* Start Records for this exercise *
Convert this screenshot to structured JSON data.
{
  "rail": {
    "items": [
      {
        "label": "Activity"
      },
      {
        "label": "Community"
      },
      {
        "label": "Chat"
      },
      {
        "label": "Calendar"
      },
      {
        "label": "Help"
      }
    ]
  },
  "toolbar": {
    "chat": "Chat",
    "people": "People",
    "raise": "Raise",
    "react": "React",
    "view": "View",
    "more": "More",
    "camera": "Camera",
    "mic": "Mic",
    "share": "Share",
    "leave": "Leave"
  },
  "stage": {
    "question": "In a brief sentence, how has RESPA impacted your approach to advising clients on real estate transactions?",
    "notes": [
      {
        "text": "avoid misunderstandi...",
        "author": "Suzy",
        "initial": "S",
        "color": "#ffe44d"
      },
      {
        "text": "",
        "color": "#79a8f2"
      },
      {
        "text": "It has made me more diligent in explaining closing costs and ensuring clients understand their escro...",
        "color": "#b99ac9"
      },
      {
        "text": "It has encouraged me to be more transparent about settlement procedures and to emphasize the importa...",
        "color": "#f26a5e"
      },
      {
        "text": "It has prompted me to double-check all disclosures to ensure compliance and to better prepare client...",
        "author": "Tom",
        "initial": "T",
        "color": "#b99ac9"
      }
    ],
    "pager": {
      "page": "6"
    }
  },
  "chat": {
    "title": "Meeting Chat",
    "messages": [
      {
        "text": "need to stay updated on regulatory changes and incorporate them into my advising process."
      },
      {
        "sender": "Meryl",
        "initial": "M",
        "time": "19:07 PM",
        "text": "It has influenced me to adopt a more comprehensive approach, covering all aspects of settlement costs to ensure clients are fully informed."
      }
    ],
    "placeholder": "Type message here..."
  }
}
* End Records for this exercise *
--- Given problem ---
Gather each line in these records that contains the string "clients".

--- In response ---
    "question": "In a brief sentence, how has RESPA impacted your approach to advising clients on real estate transactions?",
        "text": "It has made me more diligent in explaining closing costs and ensuring clients understand their escro...",
        "text": "It has influenced me to adopt a more comprehensive approach, covering all aspects of settlement costs to ensure clients are fully informed."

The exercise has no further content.